Material shown
▬▬▬

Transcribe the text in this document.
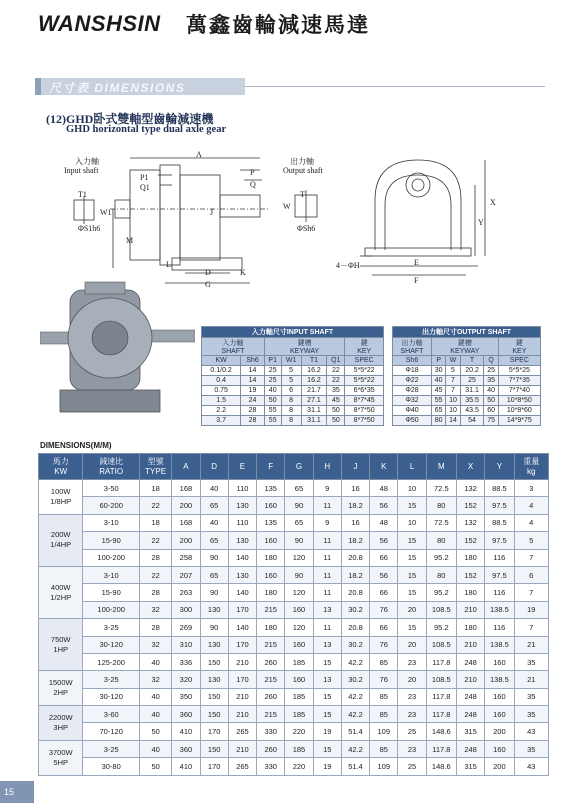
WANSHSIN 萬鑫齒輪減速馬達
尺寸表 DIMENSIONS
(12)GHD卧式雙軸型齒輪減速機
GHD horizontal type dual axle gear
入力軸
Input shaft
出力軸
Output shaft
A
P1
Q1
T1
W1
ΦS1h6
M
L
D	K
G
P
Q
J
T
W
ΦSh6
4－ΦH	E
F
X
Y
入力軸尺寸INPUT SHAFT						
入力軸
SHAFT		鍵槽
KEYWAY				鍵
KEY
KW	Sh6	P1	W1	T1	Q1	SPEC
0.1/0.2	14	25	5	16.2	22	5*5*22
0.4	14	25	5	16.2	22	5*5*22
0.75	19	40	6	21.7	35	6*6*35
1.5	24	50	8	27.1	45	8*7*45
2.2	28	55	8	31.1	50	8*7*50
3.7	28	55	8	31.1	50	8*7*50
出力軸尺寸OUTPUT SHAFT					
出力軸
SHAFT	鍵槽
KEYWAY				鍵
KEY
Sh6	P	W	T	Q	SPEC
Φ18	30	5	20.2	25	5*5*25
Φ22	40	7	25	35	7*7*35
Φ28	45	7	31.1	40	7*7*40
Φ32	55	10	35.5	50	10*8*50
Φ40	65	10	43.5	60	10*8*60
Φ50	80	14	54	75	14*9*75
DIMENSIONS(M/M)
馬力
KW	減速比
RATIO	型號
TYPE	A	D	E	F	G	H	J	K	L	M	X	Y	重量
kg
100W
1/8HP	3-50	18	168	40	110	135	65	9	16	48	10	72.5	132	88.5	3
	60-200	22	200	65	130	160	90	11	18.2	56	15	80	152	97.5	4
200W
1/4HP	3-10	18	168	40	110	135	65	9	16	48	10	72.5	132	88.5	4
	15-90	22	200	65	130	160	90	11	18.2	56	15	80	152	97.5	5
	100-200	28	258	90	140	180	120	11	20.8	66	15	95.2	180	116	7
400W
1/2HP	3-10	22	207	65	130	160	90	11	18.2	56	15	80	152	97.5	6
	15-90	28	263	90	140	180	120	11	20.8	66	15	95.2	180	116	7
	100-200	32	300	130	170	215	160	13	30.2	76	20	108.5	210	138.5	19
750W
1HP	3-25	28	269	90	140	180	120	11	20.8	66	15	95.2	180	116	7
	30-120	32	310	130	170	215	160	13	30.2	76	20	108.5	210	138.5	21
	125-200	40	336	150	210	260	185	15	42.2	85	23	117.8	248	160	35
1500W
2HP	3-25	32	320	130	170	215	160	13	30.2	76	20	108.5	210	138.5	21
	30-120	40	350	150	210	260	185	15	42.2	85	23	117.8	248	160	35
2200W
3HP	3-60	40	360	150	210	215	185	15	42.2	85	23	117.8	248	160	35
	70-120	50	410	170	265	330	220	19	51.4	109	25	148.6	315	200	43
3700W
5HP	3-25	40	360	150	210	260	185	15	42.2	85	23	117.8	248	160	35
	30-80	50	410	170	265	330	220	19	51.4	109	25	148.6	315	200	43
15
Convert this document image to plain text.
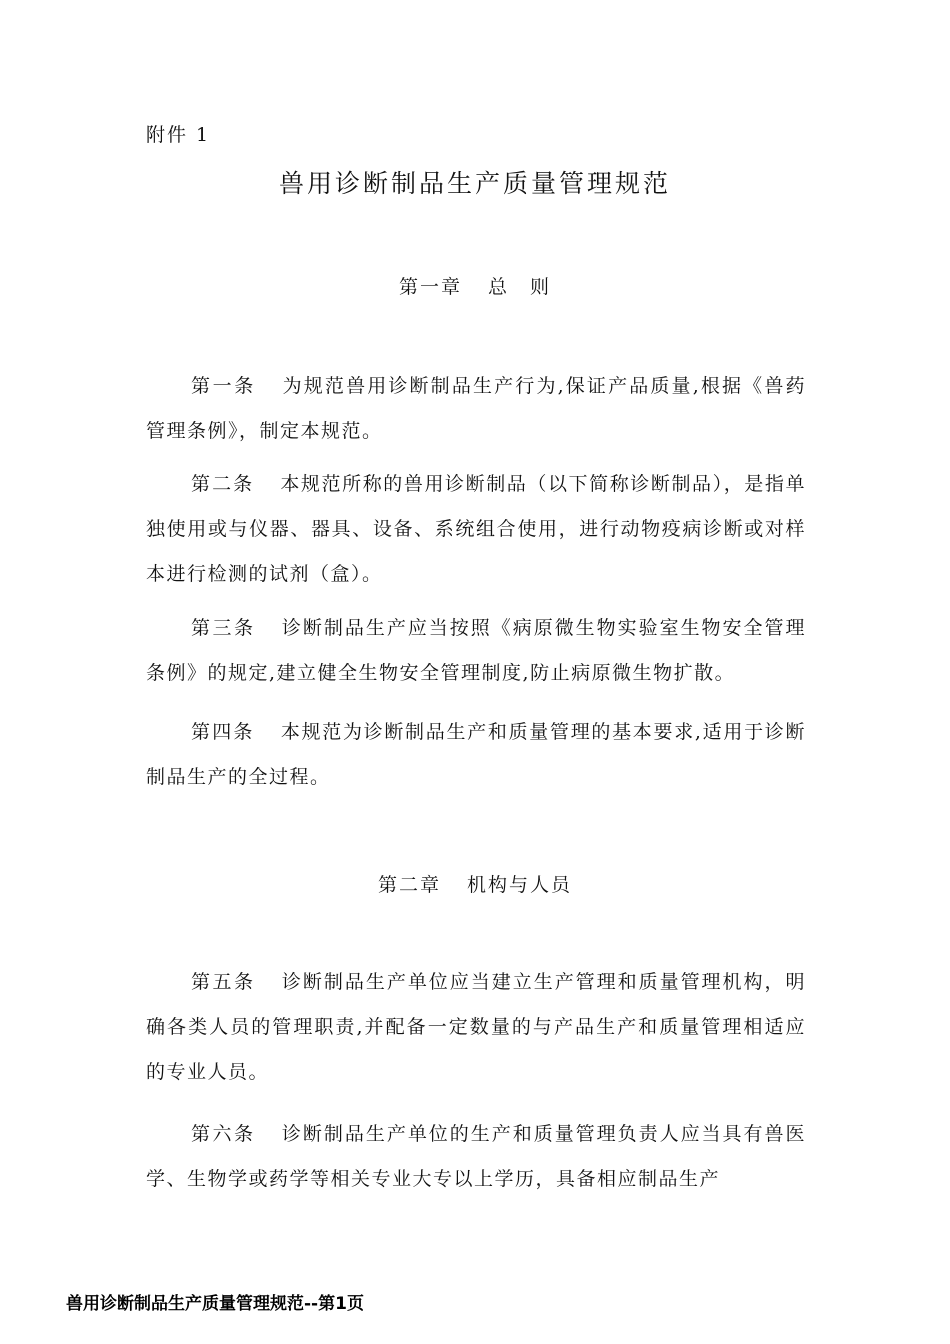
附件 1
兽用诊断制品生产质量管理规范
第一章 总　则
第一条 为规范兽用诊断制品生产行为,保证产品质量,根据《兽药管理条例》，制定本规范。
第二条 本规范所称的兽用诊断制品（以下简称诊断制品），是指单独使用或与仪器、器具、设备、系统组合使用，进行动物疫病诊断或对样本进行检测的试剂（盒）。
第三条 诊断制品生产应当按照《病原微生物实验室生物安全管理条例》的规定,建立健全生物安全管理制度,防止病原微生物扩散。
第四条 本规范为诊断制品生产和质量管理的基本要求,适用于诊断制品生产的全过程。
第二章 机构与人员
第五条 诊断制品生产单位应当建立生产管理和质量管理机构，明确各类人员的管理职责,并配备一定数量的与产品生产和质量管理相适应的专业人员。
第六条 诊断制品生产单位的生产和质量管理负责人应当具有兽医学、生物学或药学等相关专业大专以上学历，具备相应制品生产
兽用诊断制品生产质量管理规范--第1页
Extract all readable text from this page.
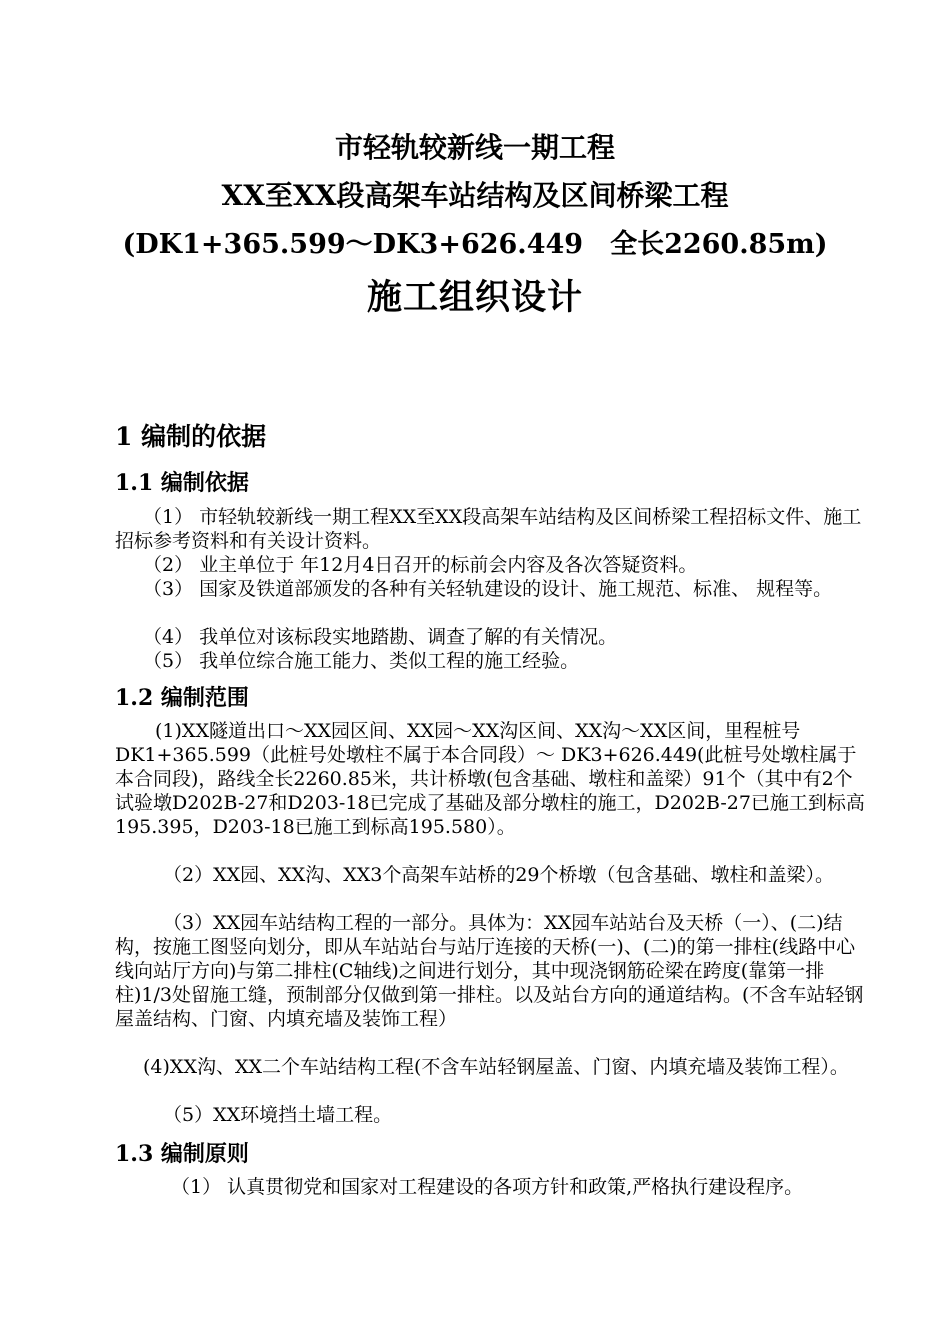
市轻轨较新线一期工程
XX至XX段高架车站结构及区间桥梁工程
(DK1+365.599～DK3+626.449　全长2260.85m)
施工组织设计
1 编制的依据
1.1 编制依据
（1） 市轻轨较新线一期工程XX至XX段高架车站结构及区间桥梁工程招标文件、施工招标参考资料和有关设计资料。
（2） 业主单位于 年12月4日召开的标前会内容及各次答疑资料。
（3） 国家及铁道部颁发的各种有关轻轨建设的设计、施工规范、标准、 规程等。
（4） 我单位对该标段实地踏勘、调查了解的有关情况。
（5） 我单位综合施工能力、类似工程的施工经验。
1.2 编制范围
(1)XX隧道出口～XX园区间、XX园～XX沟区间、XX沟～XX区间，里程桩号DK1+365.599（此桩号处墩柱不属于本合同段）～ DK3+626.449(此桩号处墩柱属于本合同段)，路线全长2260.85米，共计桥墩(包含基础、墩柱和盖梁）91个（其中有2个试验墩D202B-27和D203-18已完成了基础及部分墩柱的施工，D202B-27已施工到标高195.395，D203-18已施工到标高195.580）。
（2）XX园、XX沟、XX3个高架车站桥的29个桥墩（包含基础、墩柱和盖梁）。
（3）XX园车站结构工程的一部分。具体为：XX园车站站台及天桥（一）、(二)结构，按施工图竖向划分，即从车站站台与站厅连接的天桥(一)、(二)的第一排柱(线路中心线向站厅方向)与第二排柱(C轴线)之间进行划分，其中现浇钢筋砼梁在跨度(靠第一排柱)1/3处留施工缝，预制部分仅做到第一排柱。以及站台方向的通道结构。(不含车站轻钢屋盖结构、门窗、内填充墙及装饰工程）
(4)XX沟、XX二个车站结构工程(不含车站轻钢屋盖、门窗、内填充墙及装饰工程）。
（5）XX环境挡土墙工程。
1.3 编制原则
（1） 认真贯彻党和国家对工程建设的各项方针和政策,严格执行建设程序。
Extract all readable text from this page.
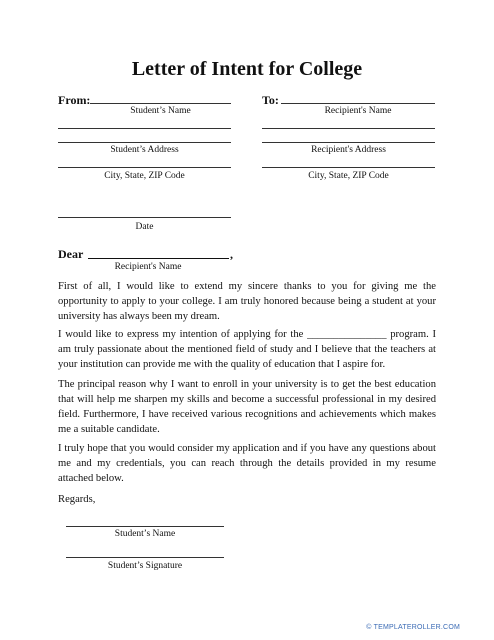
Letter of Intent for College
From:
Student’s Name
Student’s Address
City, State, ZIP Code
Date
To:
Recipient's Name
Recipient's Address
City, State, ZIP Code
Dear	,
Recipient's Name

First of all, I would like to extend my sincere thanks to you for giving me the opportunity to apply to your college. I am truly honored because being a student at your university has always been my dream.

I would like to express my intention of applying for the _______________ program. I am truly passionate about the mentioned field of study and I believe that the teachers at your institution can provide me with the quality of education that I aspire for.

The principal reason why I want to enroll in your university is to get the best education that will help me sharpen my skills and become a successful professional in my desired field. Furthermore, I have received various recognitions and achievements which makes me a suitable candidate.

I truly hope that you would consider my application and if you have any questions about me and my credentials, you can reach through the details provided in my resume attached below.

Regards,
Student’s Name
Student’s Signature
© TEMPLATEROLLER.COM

▬▬▬

Exercise prompt
Transcribe the material exactly, leaving every picture out.

Solved exercise
Transcribe the text in this document.
WANSHSIN 萬鑫齒輪減速馬達
尺寸表 DIMENSIONS
(12)GHD卧式雙軸型齒輪減速機
GHD horizontal type dual axle gear
入力軸
Input shaft
出力軸
Output shaft
A
P1
Q1
T1
W1
ΦS1h6
M
L
D	K
G
P
Q
J
T
W
ΦSh6
4－ΦH	E
F
X
Y
入力軸尺寸INPUT SHAFT						
入力軸
SHAFT		鍵槽
KEYWAY				鍵
KEY
KW	Sh6	P1	W1	T1	Q1	SPEC
0.1/0.2	14	25	5	16.2	22	5*5*22
0.4	14	25	5	16.2	22	5*5*22
0.75	19	40	6	21.7	35	6*6*35
1.5	24	50	8	27.1	45	8*7*45
2.2	28	55	8	31.1	50	8*7*50
3.7	28	55	8	31.1	50	8*7*50
出力軸尺寸OUTPUT SHAFT					
出力軸
SHAFT	鍵槽
KEYWAY				鍵
KEY
Sh6	P	W	T	Q	SPEC
Φ18	30	5	20.2	25	5*5*25
Φ22	40	7	25	35	7*7*35
Φ28	45	7	31.1	40	7*7*40
Φ32	55	10	35.5	50	10*8*50
Φ40	65	10	43.5	60	10*8*60
Φ50	80	14	54	75	14*9*75
DIMENSIONS(M/M)
馬力
KW	減速比
RATIO	型號
TYPE	A	D	E	F	G	H	J	K	L	M	X	Y	重量
kg
100W
1/8HP	3-50	18	168	40	110	135	65	9	16	48	10	72.5	132	88.5	3
	60-200	22	200	65	130	160	90	11	18.2	56	15	80	152	97.5	4
200W
1/4HP	3-10	18	168	40	110	135	65	9	16	48	10	72.5	132	88.5	4
	15-90	22	200	65	130	160	90	11	18.2	56	15	80	152	97.5	5
	100-200	28	258	90	140	180	120	11	20.8	66	15	95.2	180	116	7
400W
1/2HP	3-10	22	207	65	130	160	90	11	18.2	56	15	80	152	97.5	6
	15-90	28	263	90	140	180	120	11	20.8	66	15	95.2	180	116	7
	100-200	32	300	130	170	215	160	13	30.2	76	20	108.5	210	138.5	19
750W
1HP	3-25	28	269	90	140	180	120	11	20.8	66	15	95.2	180	116	7
	30-120	32	310	130	170	215	160	13	30.2	76	20	108.5	210	138.5	21
	125-200	40	336	150	210	260	185	15	42.2	85	23	117.8	248	160	35
1500W
2HP	3-25	32	320	130	170	215	160	13	30.2	76	20	108.5	210	138.5	21
	30-120	40	350	150	210	260	185	15	42.2	85	23	117.8	248	160	35
2200W
3HP	3-60	40	360	150	210	215	185	15	42.2	85	23	117.8	248	160	35
	70-120	50	410	170	265	330	220	19	51.4	109	25	148.6	315	200	43
3700W
5HP	3-25	40	360	150	210	260	185	15	42.2	85	23	117.8	248	160	35
	30-80	50	410	170	265	330	220	19	51.4	109	25	148.6	315	200	43
15
Convert this document image to plain text.
附件 1
兽用诊断制品生产质量管理规范
第一章 总　则
第一条 为规范兽用诊断制品生产行为,保证产品质量,根据《兽药管理条例》，制定本规范。
第二条 本规范所称的兽用诊断制品（以下简称诊断制品），是指单独使用或与仪器、器具、设备、系统组合使用，进行动物疫病诊断或对样本进行检测的试剂（盒）。
第三条 诊断制品生产应当按照《病原微生物实验室生物安全管理条例》的规定,建立健全生物安全管理制度,防止病原微生物扩散。
第四条 本规范为诊断制品生产和质量管理的基本要求,适用于诊断制品生产的全过程。
第二章 机构与人员
第五条 诊断制品生产单位应当建立生产管理和质量管理机构，明确各类人员的管理职责,并配备一定数量的与产品生产和质量管理相适应的专业人员。
第六条 诊断制品生产单位的生产和质量管理负责人应当具有兽医学、生物学或药学等相关专业大专以上学历，具备相应制品生产
兽用诊断制品生产质量管理规范--第1页
Extract all readable text from this page.
市轻轨较新线一期工程
XX至XX段高架车站结构及区间桥梁工程
(DK1+365.599～DK3+626.449　全长2260.85m)
施工组织设计
1 编制的依据
1.1 编制依据
（1） 市轻轨较新线一期工程XX至XX段高架车站结构及区间桥梁工程招标文件、施工招标参考资料和有关设计资料。
（2） 业主单位于 年12月4日召开的标前会内容及各次答疑资料。
（3） 国家及铁道部颁发的各种有关轻轨建设的设计、施工规范、标准、 规程等。
（4） 我单位对该标段实地踏勘、调查了解的有关情况。
（5） 我单位综合施工能力、类似工程的施工经验。
1.2 编制范围
(1)XX隧道出口～XX园区间、XX园～XX沟区间、XX沟～XX区间，里程桩号DK1+365.599（此桩号处墩柱不属于本合同段）～ DK3+626.449(此桩号处墩柱属于本合同段)，路线全长2260.85米，共计桥墩(包含基础、墩柱和盖梁）91个（其中有2个试验墩D202B-27和D203-18已完成了基础及部分墩柱的施工，D202B-27已施工到标高195.395，D203-18已施工到标高195.580）。
（2）XX园、XX沟、XX3个高架车站桥的29个桥墩（包含基础、墩柱和盖梁）。
（3）XX园车站结构工程的一部分。具体为：XX园车站站台及天桥（一）、(二)结构，按施工图竖向划分，即从车站站台与站厅连接的天桥(一)、(二)的第一排柱(线路中心线向站厅方向)与第二排柱(C轴线)之间进行划分，其中现浇钢筋砼梁在跨度(靠第一排柱)1/3处留施工缝，预制部分仅做到第一排柱。以及站台方向的通道结构。(不含车站轻钢屋盖结构、门窗、内填充墙及装饰工程）
(4)XX沟、XX二个车站结构工程(不含车站轻钢屋盖、门窗、内填充墙及装饰工程）。
（5）XX环境挡土墙工程。
1.3 编制原则
（1） 认真贯彻党和国家对工程建设的各项方针和政策,严格执行建设程序。
Extract all readable text from this page.
Letter of Intent for College
From:
Student’s Name
Student’s Address
City, State, ZIP Code
Date
To:
Recipient's Name
Recipient's Address
City, State, ZIP Code
Dear	,
Recipient's Name

First of all, I would like to extend my sincere thanks to you for giving me the opportunity to apply to your college. I am truly honored because being a student at your university has always been my dream.

I would like to express my intention of applying for the _______________ program. I am truly passionate about the mentioned field of study and I believe that the teachers at your institution can provide me with the quality of education that I aspire for.

The principal reason why I want to enroll in your university is to get the best education that will help me sharpen my skills and become a successful professional in my desired field. Furthermore, I have received various recognitions and achievements which makes me a suitable candidate.

I truly hope that you would consider my application and if you have any questions about me and my credentials, you can reach through the details provided in my resume attached below.

Regards,
Student’s Name
Student’s Signature
© TEMPLATEROLLER.COM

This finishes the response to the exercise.